* [Aim]
Reproduce the data below in full and exclude every picture.
# # #
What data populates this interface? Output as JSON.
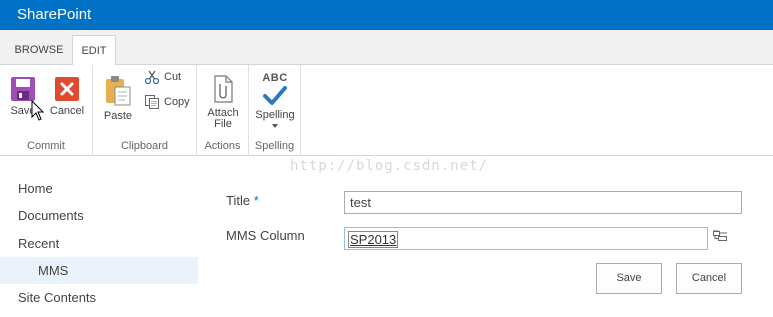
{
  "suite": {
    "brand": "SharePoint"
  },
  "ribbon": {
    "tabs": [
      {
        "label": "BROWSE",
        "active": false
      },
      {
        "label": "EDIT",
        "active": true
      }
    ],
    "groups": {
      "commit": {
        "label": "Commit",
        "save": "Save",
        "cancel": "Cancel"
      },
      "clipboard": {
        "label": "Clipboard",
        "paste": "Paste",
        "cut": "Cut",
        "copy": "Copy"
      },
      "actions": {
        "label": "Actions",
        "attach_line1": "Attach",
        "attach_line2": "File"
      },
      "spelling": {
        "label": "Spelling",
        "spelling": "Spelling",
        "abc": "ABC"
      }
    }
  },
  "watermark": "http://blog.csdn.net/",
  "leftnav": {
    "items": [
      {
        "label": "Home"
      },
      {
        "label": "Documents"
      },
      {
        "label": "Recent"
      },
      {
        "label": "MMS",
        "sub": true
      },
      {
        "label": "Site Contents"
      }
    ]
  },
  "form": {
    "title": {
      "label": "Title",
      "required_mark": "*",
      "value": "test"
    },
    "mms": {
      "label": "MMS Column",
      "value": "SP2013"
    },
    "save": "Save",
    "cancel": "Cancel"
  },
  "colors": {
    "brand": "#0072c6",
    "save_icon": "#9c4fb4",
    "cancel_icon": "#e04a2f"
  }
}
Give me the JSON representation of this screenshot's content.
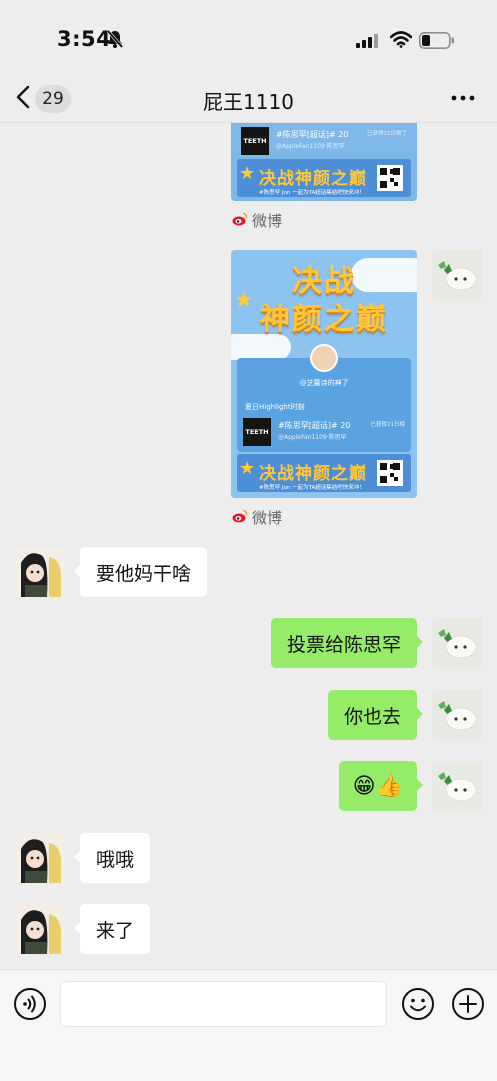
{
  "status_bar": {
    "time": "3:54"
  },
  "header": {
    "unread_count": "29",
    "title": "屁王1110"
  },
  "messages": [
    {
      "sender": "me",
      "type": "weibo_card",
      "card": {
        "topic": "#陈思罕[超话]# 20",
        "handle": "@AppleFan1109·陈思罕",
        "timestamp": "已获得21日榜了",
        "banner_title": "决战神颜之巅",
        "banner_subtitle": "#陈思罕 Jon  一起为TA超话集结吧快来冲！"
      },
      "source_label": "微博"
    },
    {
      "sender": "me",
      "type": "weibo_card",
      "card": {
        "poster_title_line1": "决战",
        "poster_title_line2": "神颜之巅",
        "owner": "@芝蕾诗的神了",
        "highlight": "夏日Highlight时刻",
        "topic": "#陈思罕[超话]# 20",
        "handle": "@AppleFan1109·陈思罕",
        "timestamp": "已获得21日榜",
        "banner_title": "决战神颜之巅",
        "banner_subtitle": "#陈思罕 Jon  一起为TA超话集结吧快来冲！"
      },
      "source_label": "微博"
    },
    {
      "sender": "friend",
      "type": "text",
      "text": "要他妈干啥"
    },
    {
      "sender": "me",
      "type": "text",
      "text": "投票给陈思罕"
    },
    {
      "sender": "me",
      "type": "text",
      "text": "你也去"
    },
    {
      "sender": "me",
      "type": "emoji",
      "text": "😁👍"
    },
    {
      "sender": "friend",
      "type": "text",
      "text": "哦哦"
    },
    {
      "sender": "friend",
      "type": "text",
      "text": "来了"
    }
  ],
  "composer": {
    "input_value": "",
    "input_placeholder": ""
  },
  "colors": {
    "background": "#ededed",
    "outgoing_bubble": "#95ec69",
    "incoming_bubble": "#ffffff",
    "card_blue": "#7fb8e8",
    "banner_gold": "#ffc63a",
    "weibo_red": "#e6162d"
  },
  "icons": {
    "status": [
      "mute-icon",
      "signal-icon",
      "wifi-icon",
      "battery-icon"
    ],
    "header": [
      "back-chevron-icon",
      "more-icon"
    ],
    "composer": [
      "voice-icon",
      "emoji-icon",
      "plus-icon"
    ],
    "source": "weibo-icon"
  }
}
# # #
* [Answer for the task]
What data populates this interface? Output as JSON.
{
  "suite": {
    "brand": "SharePoint"
  },
  "ribbon": {
    "tabs": [
      {
        "label": "BROWSE",
        "active": false
      },
      {
        "label": "EDIT",
        "active": true
      }
    ],
    "groups": {
      "commit": {
        "label": "Commit",
        "save": "Save",
        "cancel": "Cancel"
      },
      "clipboard": {
        "label": "Clipboard",
        "paste": "Paste",
        "cut": "Cut",
        "copy": "Copy"
      },
      "actions": {
        "label": "Actions",
        "attach_line1": "Attach",
        "attach_line2": "File"
      },
      "spelling": {
        "label": "Spelling",
        "spelling": "Spelling",
        "abc": "ABC"
      }
    }
  },
  "watermark": "http://blog.csdn.net/",
  "leftnav": {
    "items": [
      {
        "label": "Home"
      },
      {
        "label": "Documents"
      },
      {
        "label": "Recent"
      },
      {
        "label": "MMS",
        "sub": true
      },
      {
        "label": "Site Contents"
      }
    ]
  },
  "form": {
    "title": {
      "label": "Title",
      "required_mark": "*",
      "value": "test"
    },
    "mms": {
      "label": "MMS Column",
      "value": "SP2013"
    },
    "save": "Save",
    "cancel": "Cancel"
  },
  "colors": {
    "brand": "#0072c6",
    "save_icon": "#9c4fb4",
    "cancel_icon": "#e04a2f"
  }
}
Give me the JSON representation of this screenshot's content.
{
  "status_bar": {
    "time": "3:54"
  },
  "header": {
    "unread_count": "29",
    "title": "屁王1110"
  },
  "messages": [
    {
      "sender": "me",
      "type": "weibo_card",
      "card": {
        "topic": "#陈思罕[超话]# 20",
        "handle": "@AppleFan1109·陈思罕",
        "timestamp": "已获得21日榜了",
        "banner_title": "决战神颜之巅",
        "banner_subtitle": "#陈思罕 Jon  一起为TA超话集结吧快来冲！"
      },
      "source_label": "微博"
    },
    {
      "sender": "me",
      "type": "weibo_card",
      "card": {
        "poster_title_line1": "决战",
        "poster_title_line2": "神颜之巅",
        "owner": "@芝蕾诗的神了",
        "highlight": "夏日Highlight时刻",
        "topic": "#陈思罕[超话]# 20",
        "handle": "@AppleFan1109·陈思罕",
        "timestamp": "已获得21日榜",
        "banner_title": "决战神颜之巅",
        "banner_subtitle": "#陈思罕 Jon  一起为TA超话集结吧快来冲！"
      },
      "source_label": "微博"
    },
    {
      "sender": "friend",
      "type": "text",
      "text": "要他妈干啥"
    },
    {
      "sender": "me",
      "type": "text",
      "text": "投票给陈思罕"
    },
    {
      "sender": "me",
      "type": "text",
      "text": "你也去"
    },
    {
      "sender": "me",
      "type": "emoji",
      "text": "😁👍"
    },
    {
      "sender": "friend",
      "type": "text",
      "text": "哦哦"
    },
    {
      "sender": "friend",
      "type": "text",
      "text": "来了"
    }
  ],
  "composer": {
    "input_value": "",
    "input_placeholder": ""
  },
  "colors": {
    "background": "#ededed",
    "outgoing_bubble": "#95ec69",
    "incoming_bubble": "#ffffff",
    "card_blue": "#7fb8e8",
    "banner_gold": "#ffc63a",
    "weibo_red": "#e6162d"
  },
  "icons": {
    "status": [
      "mute-icon",
      "signal-icon",
      "wifi-icon",
      "battery-icon"
    ],
    "header": [
      "back-chevron-icon",
      "more-icon"
    ],
    "composer": [
      "voice-icon",
      "emoji-icon",
      "plus-icon"
    ],
    "source": "weibo-icon"
  }
}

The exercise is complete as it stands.